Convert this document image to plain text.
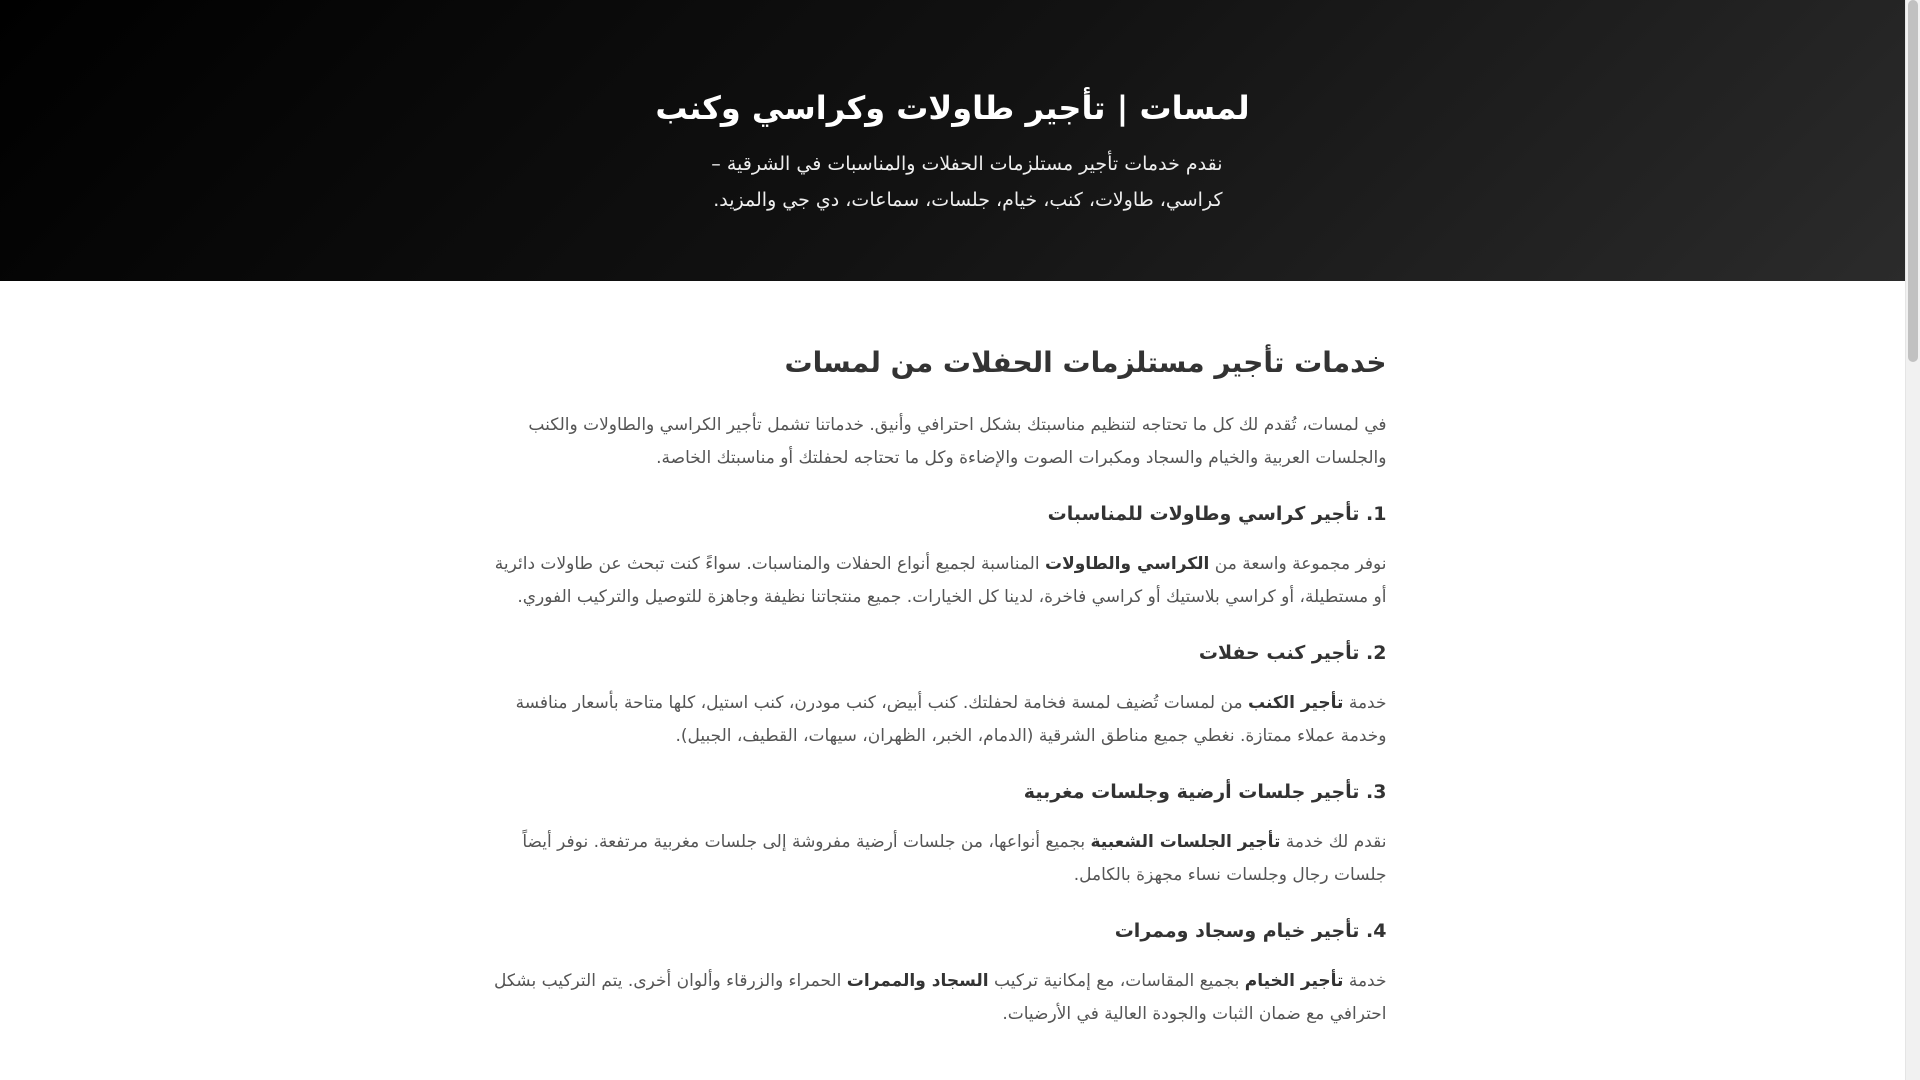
لمسات | تأجير طاولات وكراسي وكنب

نقدم خدمات تأجير مستلزمات الحفلات والمناسبات في الشرقية – كراسي، طاولات، كنب، خيام، جلسات، سماعات، دي جي والمزيد.

خدمات تأجير مستلزمات الحفلات من لمسات

في لمسات، تُقدم لك كل ما تحتاجه لتنظيم مناسبتك بشكل احترافي وأنيق. خدماتنا تشمل تأجير الكراسي والطاولات والكنب والجلسات العربية والخيام والسجاد ومكبرات الصوت والإضاءة وكل ما تحتاجه لحفلتك أو مناسبتك الخاصة.

1. تأجير كراسي وطاولات للمناسبات

نوفر مجموعة واسعة من الكراسي والطاولات المناسبة لجميع أنواع الحفلات والمناسبات. سواءً كنت تبحث عن طاولات دائرية أو مستطيلة، أو كراسي بلاستيك أو كراسي فاخرة، لدينا كل الخيارات. جميع منتجاتنا نظيفة وجاهزة للتوصيل والتركيب الفوري.

2. تأجير كنب حفلات

خدمة تأجير الكنب من لمسات تُضيف لمسة فخامة لحفلتك. كنب أبيض، كنب مودرن، كنب استيل، كلها متاحة بأسعار منافسة وخدمة عملاء ممتازة. نغطي جميع مناطق الشرقية (الدمام، الخبر، الظهران، سيهات، القطيف، الجبيل).

3. تأجير جلسات أرضية وجلسات مغربية

نقدم لك خدمة تأجير الجلسات الشعبية بجميع أنواعها، من جلسات أرضية مفروشة إلى جلسات مغربية مرتفعة. نوفر أيضاً جلسات رجال وجلسات نساء مجهزة بالكامل.

4. تأجير خيام وسجاد وممرات

خدمة تأجير الخيام بجميع المقاسات، مع إمكانية تركيب السجاد والممرات الحمراء والزرقاء وألوان أخرى. يتم التركيب بشكل احترافي مع ضمان الثبات والجودة العالية في الأرضيات.
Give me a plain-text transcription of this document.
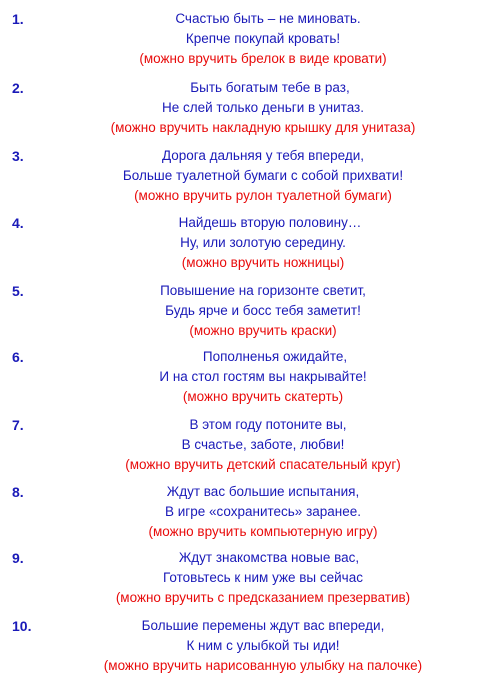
1.	Счастью быть – не миновать.
Крепче покупай кровать!
(можно вручить брелок в виде кровати)
2.	Быть богатым тебе в раз,
Не слей только деньги в унитаз.
(можно вручить накладную крышку для унитаза)
3.	Дорога дальняя у тебя впереди,
Больше туалетной бумаги с собой прихвати!
(можно вручить рулон туалетной бумаги)
4.	Найдешь вторую половину…
Ну, или золотую середину.
(можно вручить ножницы)
5.	Повышение на горизонте светит,
Будь ярче и босс тебя заметит!
(можно вручить краски)
6.	Пополненья ожидайте,
И на стол гостям вы накрывайте!
(можно вручить скатерть)
7.	В этом году потоните вы,
В счастье, заботе, любви!
(можно вручить детский спасательный круг)
8.	Ждут вас большие испытания,
В игре «сохранитесь» заранее.
(можно вручить компьютерную игру)
9.	Ждут знакомства новые вас,
Готовьтесь к ним уже вы сейчас
(можно вручить с предсказанием презерватив)
10.	Большие перемены ждут вас впереди,
К ним с улыбкой ты иди!
(можно вручить нарисованную улыбку на палочке)
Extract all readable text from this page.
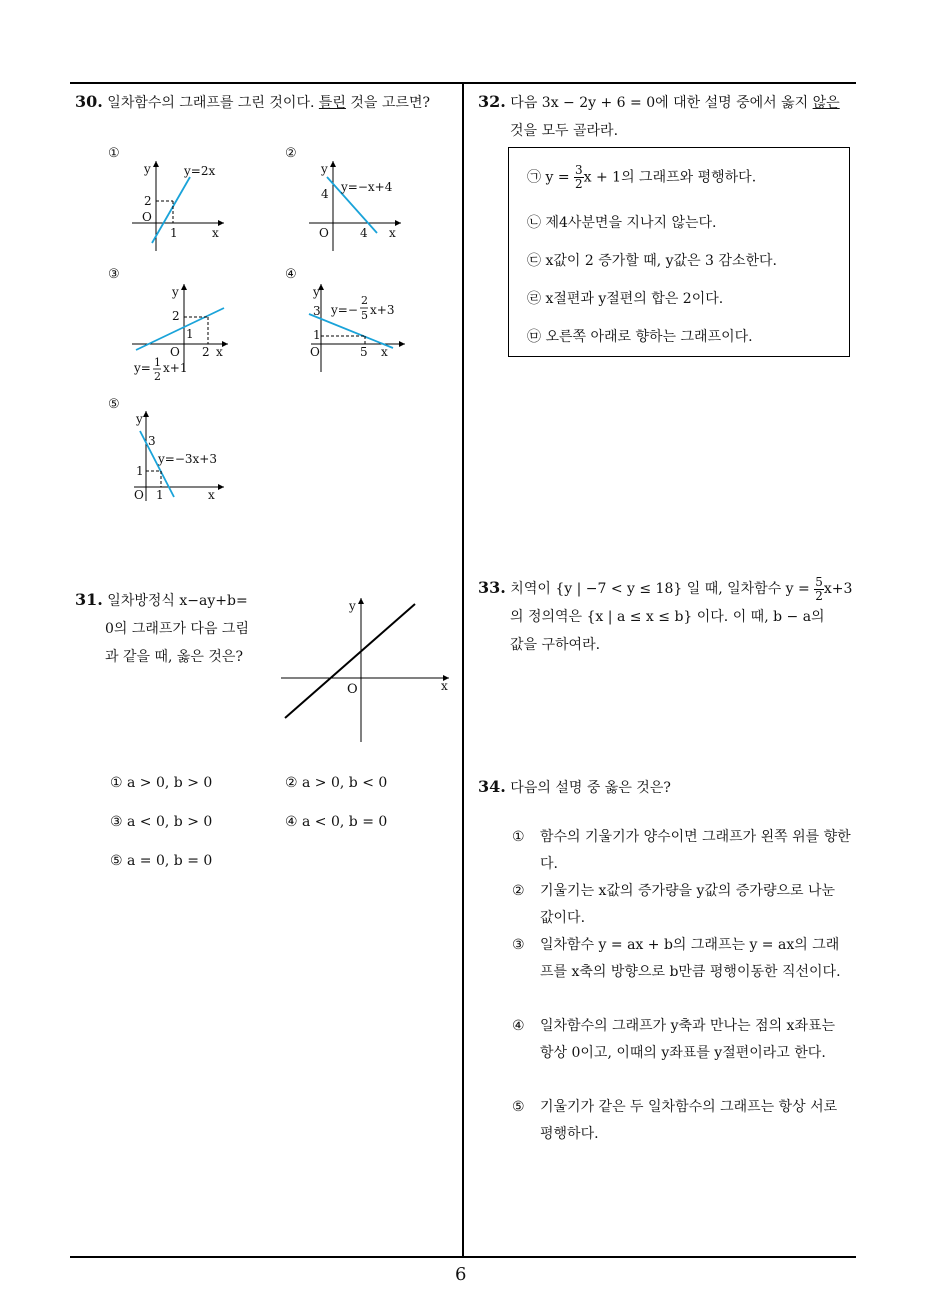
6
30. 일차함수의 그래프를 그린 것이다. 틀린 것을 고르면?
①
y=2x
y
2
O
1	x
②
y
y=−x+4
4
O	4 x
③
y
2
1
O 2 x
y= 1
2
x+1
④
y
3 y=−
2
5 x+3
1
O	5 x
⑤
y
3
y=−3x+3
1
O 1	x
31. 일차방정식 x−ay+b=
0의 그래프가 다음 그림
과 같을 때, 옳은 것은?
y
O	x
① a > 0, b > 0	② a > 0, b < 0
③ a < 0, b > 0	④ a < 0, b = 0
⑤ a = 0, b = 0
32. 다음 3x − 2y + 6 = 0에 대한 설명 중에서 옳지 않은
것을 모두 골라라.
㉠ $y = \frac{3}{2}$ x + 1의 그래프와 평행하다.
㉡ 제4사분면을 지나지 않는다.
㉢ x값이 2 증가할 때, y값은 3 감소한다.
㉣ x절편과 y절편의 합은 2이다.
㉤ 오른쪽 아래로 향하는 그래프이다.
33. 치역이 {y | −7 < y ≤ 18} 일 때, 일차함수 $y = \frac{5}{2} x+3$
의 정의역은 {x | a ≤ x ≤ b} 이다. 이 때, b − a의
값을 구하여라.
34. 다음의 설명 중 옳은 것은?
①	함수의 기울기가 양수이면 그래프가 왼쪽 위를 향한다.
②	기울기는 x값의 증가량을 y값의 증가량으로 나눈 값이다.
③	일차함수 y = ax + b의 그래프는 y = ax의 그래프를 x축의 방향으로 b만큼 평행이동한 직선이다.
④	일차함수의 그래프가 y축과 만나는 점의 x좌표는 항상 0이고, 이때의 y좌표를 y절편이라고 한다.
⑤	기울기가 같은 두 일차함수의 그래프는 항상 서로 평행하다.
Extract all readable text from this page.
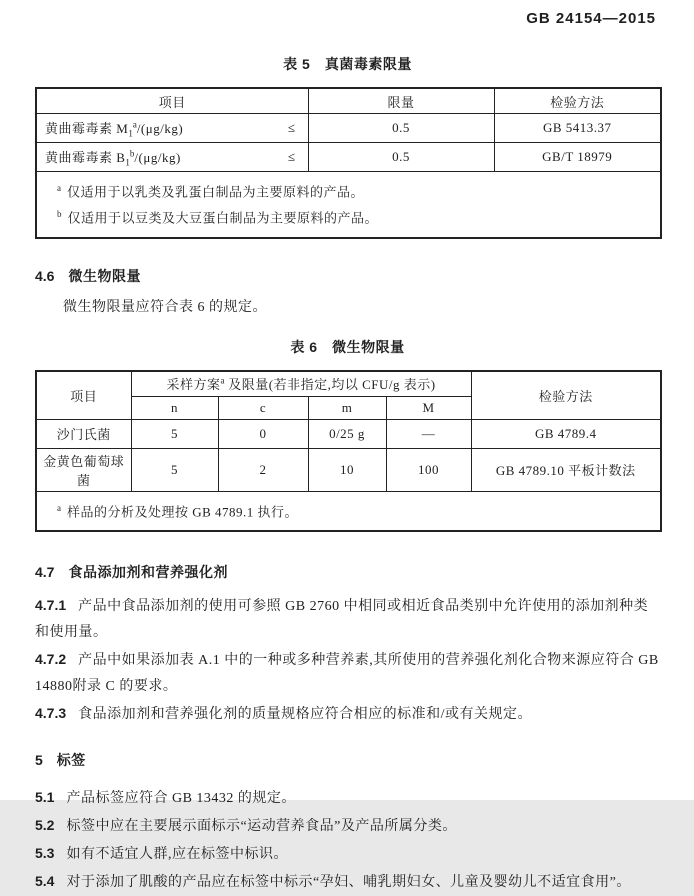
GB 24154—2015
表 5　真菌毒素限量
项目	限量	检验方法

黄曲霉毒素 $M_1^a/(\mu g/kg)$ ≤	0.5	GB 5413.37

黄曲霉毒素 $B_1^b/(\mu g/kg)$ ≤	0.5	GB/T 18979

$^a$ 仅适用于以乳类及乳蛋白制品为主要原料的产品。
$^b$ 仅适用于以豆类及大豆蛋白制品为主要原料的产品。		

4.6 微生物限量

微生物限量应符合表 6 的规定。

表 6　微生物限量
项目	采样方案$^a$ 及限量(若非指定,均以 CFU/g 表示)				检验方法
	n	c	m	M	
沙门氏菌	5	0	0/25 g	—	GB 4789.4
金黄色葡萄球菌	5	2	10	100	GB 4789.10 平板计数法

$^a$ 样品的分析及处理按 GB 4789.1 执行。					

4.7 食品添加剂和营养强化剂

4.7.1 产品中食品添加剂的使用可参照 GB 2760 中相同或相近食品类别中允许使用的添加剂种类和使用量。

4.7.2 产品中如果添加表 A.1 中的一种或多种营养素,其所使用的营养强化剂化合物来源应符合 GB 14880附录 C 的要求。

4.7.3 食品添加剂和营养强化剂的质量规格应符合相应的标准和/或有关规定。

5 标签

5.1 产品标签应符合 GB 13432 的规定。

5.2 标签中应在主要展示面标示“运动营养食品”及产品所属分类。

5.3 如有不适宜人群,应在标签中标识。

5.4 对于添加了肌酸的产品应在标签中标示“孕妇、哺乳期妇女、儿童及婴幼儿不适宜食用”。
-*-*-
→ **WRITTEN PROBLEM**
Which lines contain the word "لمسات"? Return each of them.

→ **RIGHT ANSWER**
لمسات | تأجير طاولات وكراسي وكنب
خدمات تأجير مستلزمات الحفلات من لمسات
في لمسات، تُقدم لك كل ما تحتاجه لتنظيم مناسبتك بشكل احترافي وأنيق. خدماتنا تشمل تأجير الكراسي والطاولات والكنب والجلسات العربية والخيام والسجاد ومكبرات الصوت والإضاءة وكل ما تحتاجه لحفلتك أو مناسبتك الخاصة.
خدمة تأجير الكنب من لمسات تُضيف لمسة فخامة لحفلتك. كنب أبيض، كنب مودرن، كنب استيل، كلها متاحة بأسعار منافسة وخدمة عملاء ممتازة. نغطي جميع مناطق الشرقية (الدمام، الخبر، الظهران، سيهات، القطيف، الجبيل).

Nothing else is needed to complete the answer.